Data shown ->

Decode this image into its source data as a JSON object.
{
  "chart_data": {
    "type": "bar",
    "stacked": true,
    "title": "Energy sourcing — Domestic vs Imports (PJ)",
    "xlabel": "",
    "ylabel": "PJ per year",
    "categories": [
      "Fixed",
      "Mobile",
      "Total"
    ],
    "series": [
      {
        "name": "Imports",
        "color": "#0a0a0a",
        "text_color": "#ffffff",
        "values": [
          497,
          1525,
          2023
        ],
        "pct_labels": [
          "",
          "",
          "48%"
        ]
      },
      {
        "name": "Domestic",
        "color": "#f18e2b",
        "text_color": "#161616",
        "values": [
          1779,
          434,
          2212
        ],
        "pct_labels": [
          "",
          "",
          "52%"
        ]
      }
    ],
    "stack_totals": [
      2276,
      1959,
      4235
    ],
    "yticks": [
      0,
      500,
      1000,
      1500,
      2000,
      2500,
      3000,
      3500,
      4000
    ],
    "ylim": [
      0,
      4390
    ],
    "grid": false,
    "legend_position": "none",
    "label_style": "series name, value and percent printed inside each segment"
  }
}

What to work on ->
Set down the material above again, word for word.

Worked solution ->
Decode this image into its source data as a JSON object.
{
  "chart_data": {
    "type": "bar",
    "stacked": true,
    "title": "Energy sourcing — Domestic vs Imports (PJ)",
    "xlabel": "",
    "ylabel": "PJ per year",
    "categories": [
      "Fixed",
      "Mobile",
      "Total"
    ],
    "series": [
      {
        "name": "Imports",
        "color": "#0a0a0a",
        "text_color": "#ffffff",
        "values": [
          497,
          1525,
          2023
        ],
        "pct_labels": [
          "",
          "",
          "48%"
        ]
      },
      {
        "name": "Domestic",
        "color": "#f18e2b",
        "text_color": "#161616",
        "values": [
          1779,
          434,
          2212
        ],
        "pct_labels": [
          "",
          "",
          "52%"
        ]
      }
    ],
    "stack_totals": [
      2276,
      1959,
      4235
    ],
    "yticks": [
      0,
      500,
      1000,
      1500,
      2000,
      2500,
      3000,
      3500,
      4000
    ],
    "ylim": [
      0,
      4390
    ],
    "grid": false,
    "legend_position": "none",
    "label_style": "series name, value and percent printed inside each segment"
  }
}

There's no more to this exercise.